(Stored items)
-=-=-=-=-

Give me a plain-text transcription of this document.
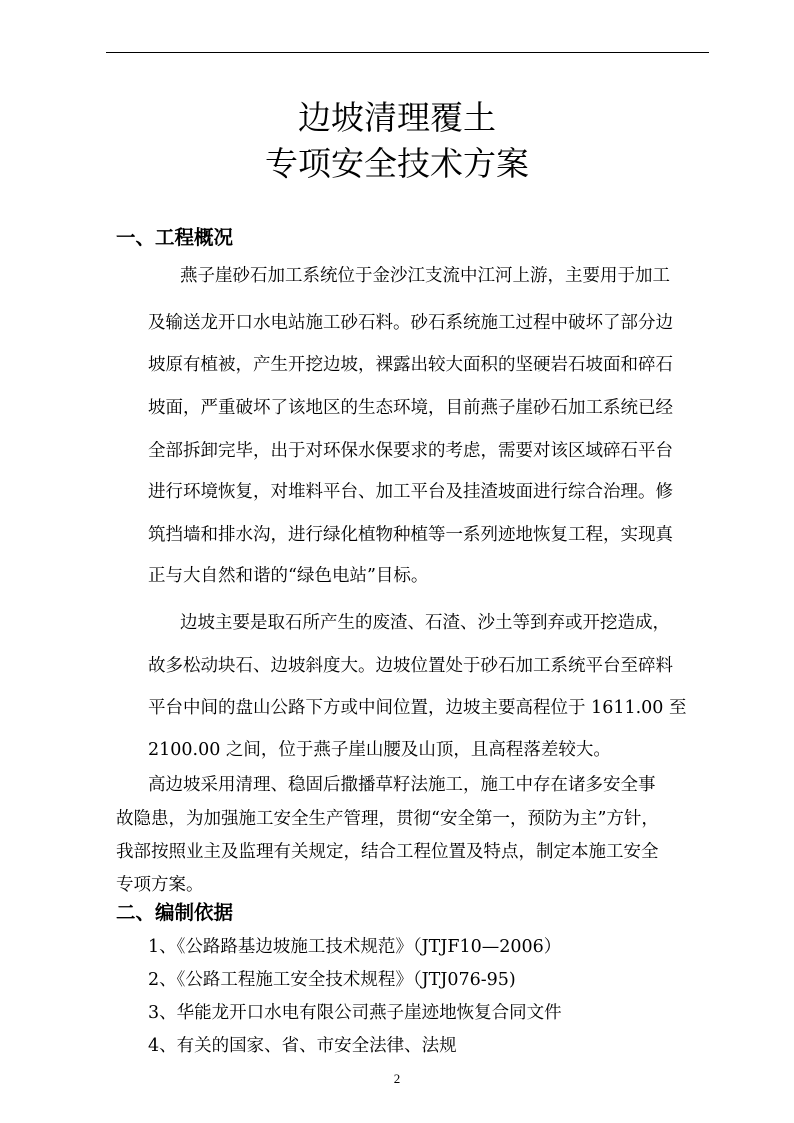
边坡清理覆土
专项安全技术方案
一、工程概况
燕子崖砂石加工系统位于金沙江支流中江河上游，主要用于加工
及输送龙开口水电站施工砂石料。砂石系统施工过程中破坏了部分边
坡原有植被，产生开挖边坡，裸露出较大面积的坚硬岩石坡面和碎石
坡面，严重破坏了该地区的生态环境，目前燕子崖砂石加工系统已经
全部拆卸完毕，出于对环保水保要求的考虑，需要对该区域碎石平台
进行环境恢复，对堆料平台、加工平台及挂渣坡面进行综合治理。修
筑挡墙和排水沟，进行绿化植物种植等一系列迹地恢复工程，实现真
正与大自然和谐的“绿色电站”目标。
边坡主要是取石所产生的废渣、石渣、沙土等到弃或开挖造成，
故多松动块石、边坡斜度大。边坡位置处于砂石加工系统平台至碎料
平台中间的盘山公路下方或中间位置，边坡主要高程位于 1611.00 至
2100.00 之间，位于燕子崖山腰及山顶，且高程落差较大。
高边坡采用清理、稳固后撒播草籽法施工，施工中存在诸多安全事
故隐患，为加强施工安全生产管理，贯彻“安全第一，预防为主”方针，
我部按照业主及监理有关规定，结合工程位置及特点，制定本施工安全
专项方案。
二、编制依据
1、《公路路基边坡施工技术规范》（JTJF10—2006）
2、《公路工程施工安全技术规程》（JTJ076-95)
3、华能龙开口水电有限公司燕子崖迹地恢复合同文件
4、有关的国家、省、市安全法律、法规
2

-=-=-=-=-

§ Task goal
Every entry should be returned exactly as written, minus the pictures.

§ Answer in full
Give me a plain-text transcription of this document.
边坡清理覆土
专项安全技术方案
一、工程概况
燕子崖砂石加工系统位于金沙江支流中江河上游，主要用于加工
及输送龙开口水电站施工砂石料。砂石系统施工过程中破坏了部分边
坡原有植被，产生开挖边坡，裸露出较大面积的坚硬岩石坡面和碎石
坡面，严重破坏了该地区的生态环境，目前燕子崖砂石加工系统已经
全部拆卸完毕，出于对环保水保要求的考虑，需要对该区域碎石平台
进行环境恢复，对堆料平台、加工平台及挂渣坡面进行综合治理。修
筑挡墙和排水沟，进行绿化植物种植等一系列迹地恢复工程，实现真
正与大自然和谐的“绿色电站”目标。
边坡主要是取石所产生的废渣、石渣、沙土等到弃或开挖造成，
故多松动块石、边坡斜度大。边坡位置处于砂石加工系统平台至碎料
平台中间的盘山公路下方或中间位置，边坡主要高程位于 1611.00 至
2100.00 之间，位于燕子崖山腰及山顶，且高程落差较大。
高边坡采用清理、稳固后撒播草籽法施工，施工中存在诸多安全事
故隐患，为加强施工安全生产管理，贯彻“安全第一，预防为主”方针，
我部按照业主及监理有关规定，结合工程位置及特点，制定本施工安全
专项方案。
二、编制依据
1、《公路路基边坡施工技术规范》（JTJF10—2006）
2、《公路工程施工安全技术规程》（JTJ076-95)
3、华能龙开口水电有限公司燕子崖迹地恢复合同文件
4、有关的国家、省、市安全法律、法规
2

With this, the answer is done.